> [Goal of the exercise]:
Copy each line in which the string "voucher" occurs.

━━ Material for the task

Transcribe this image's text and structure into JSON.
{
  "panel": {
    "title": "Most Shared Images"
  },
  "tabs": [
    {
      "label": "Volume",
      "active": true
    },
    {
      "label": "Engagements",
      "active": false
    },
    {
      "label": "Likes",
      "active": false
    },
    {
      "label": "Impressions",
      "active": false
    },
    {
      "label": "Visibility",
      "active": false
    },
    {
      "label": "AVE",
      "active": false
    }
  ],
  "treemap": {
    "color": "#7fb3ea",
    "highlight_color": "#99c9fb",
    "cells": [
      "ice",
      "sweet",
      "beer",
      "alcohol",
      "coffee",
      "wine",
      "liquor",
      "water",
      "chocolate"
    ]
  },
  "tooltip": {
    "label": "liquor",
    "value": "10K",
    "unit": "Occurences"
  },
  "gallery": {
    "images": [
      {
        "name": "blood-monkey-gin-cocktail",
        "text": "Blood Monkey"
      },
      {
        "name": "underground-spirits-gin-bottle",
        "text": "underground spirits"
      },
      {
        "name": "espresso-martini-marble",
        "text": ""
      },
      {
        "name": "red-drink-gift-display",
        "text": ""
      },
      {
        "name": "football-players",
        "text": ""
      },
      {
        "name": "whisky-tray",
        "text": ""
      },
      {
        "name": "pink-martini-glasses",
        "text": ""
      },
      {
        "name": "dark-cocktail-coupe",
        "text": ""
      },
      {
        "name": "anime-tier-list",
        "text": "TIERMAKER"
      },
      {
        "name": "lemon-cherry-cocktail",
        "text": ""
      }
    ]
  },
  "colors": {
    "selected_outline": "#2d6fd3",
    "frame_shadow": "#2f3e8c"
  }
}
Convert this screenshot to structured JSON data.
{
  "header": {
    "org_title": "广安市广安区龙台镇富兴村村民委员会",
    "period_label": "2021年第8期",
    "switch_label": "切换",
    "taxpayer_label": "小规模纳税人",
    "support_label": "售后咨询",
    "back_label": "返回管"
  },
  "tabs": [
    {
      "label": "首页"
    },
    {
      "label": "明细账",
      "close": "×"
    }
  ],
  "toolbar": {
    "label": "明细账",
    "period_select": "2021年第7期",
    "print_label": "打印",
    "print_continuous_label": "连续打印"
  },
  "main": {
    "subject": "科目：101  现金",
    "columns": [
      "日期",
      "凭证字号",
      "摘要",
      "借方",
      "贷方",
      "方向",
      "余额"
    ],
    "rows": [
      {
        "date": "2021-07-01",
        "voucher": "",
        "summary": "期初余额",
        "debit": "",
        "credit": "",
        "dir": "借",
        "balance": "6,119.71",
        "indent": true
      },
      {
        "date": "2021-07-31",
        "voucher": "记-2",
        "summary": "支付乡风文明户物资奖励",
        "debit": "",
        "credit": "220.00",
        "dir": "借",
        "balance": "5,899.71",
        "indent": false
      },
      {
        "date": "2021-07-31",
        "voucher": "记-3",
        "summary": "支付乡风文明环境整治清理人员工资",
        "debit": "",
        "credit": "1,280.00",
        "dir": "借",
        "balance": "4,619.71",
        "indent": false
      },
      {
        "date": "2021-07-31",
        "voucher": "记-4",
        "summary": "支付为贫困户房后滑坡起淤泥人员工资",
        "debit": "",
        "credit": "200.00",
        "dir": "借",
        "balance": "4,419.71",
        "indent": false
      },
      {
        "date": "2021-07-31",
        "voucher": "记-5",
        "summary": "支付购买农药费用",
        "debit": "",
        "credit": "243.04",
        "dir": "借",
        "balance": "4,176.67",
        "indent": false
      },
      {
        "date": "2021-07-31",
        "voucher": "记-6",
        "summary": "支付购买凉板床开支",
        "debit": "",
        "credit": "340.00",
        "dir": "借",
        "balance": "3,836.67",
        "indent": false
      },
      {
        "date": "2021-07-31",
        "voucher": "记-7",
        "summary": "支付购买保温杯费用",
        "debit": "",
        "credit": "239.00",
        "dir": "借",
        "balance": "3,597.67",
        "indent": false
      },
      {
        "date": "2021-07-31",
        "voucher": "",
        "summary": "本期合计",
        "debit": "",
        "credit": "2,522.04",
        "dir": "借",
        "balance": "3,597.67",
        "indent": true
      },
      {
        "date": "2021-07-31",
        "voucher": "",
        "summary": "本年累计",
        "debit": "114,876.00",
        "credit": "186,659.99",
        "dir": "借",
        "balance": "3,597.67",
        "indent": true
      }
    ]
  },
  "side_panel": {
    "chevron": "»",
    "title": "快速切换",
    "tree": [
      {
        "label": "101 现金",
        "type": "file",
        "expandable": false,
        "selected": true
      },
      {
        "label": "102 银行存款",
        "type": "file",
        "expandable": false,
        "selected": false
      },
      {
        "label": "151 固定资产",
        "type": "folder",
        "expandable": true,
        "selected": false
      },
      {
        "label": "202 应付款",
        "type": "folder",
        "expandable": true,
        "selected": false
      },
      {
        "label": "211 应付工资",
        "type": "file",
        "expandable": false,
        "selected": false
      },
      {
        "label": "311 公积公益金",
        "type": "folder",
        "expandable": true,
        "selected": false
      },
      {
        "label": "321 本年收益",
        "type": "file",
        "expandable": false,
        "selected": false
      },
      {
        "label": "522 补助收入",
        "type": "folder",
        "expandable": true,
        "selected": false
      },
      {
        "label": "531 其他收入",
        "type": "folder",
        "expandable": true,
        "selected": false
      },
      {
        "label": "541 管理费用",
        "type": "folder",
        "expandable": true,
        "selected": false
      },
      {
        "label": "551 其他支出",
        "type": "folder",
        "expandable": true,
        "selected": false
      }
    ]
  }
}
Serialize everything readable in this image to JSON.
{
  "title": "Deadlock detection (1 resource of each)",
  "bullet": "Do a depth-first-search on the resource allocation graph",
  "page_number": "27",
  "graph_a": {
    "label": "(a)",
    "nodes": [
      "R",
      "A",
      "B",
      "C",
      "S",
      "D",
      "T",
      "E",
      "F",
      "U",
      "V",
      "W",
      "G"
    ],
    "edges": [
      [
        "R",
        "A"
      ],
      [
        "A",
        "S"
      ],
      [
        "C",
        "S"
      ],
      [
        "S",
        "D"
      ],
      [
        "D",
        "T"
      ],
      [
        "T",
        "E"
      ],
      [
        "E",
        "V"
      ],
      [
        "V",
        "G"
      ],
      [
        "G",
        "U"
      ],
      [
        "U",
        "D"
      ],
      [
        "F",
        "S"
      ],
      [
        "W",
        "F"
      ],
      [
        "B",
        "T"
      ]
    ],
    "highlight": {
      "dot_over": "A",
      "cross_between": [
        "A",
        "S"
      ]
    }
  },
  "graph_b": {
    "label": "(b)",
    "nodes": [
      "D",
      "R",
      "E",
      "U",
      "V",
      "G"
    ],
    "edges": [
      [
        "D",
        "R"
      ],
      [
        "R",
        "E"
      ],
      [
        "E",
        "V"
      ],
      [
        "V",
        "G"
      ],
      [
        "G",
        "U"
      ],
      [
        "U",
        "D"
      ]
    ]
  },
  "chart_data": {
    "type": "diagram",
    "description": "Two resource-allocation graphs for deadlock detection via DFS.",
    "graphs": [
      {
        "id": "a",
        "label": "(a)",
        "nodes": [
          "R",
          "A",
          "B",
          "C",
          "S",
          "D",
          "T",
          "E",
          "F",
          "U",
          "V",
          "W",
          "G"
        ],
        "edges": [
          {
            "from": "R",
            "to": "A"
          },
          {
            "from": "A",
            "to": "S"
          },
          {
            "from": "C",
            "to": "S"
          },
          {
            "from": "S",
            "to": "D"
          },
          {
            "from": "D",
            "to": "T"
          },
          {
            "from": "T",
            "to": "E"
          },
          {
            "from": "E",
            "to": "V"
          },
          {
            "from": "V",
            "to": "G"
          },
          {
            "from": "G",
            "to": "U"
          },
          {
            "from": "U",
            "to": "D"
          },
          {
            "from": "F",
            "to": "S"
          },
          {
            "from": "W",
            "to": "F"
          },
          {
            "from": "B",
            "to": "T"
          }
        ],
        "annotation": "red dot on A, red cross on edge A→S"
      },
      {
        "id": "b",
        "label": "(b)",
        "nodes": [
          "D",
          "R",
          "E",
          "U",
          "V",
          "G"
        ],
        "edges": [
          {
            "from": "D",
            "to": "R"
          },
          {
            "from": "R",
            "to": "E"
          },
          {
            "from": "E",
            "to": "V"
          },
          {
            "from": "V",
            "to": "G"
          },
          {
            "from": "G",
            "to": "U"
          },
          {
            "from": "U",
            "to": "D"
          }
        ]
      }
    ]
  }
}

━━━━

> [Written response]:
        "voucher": "",
        "voucher": "记-2",
        "voucher": "记-3",
        "voucher": "记-4",
        "voucher": "记-5",
        "voucher": "记-6",
        "voucher": "记-7",
        "voucher": "",
        "voucher": "",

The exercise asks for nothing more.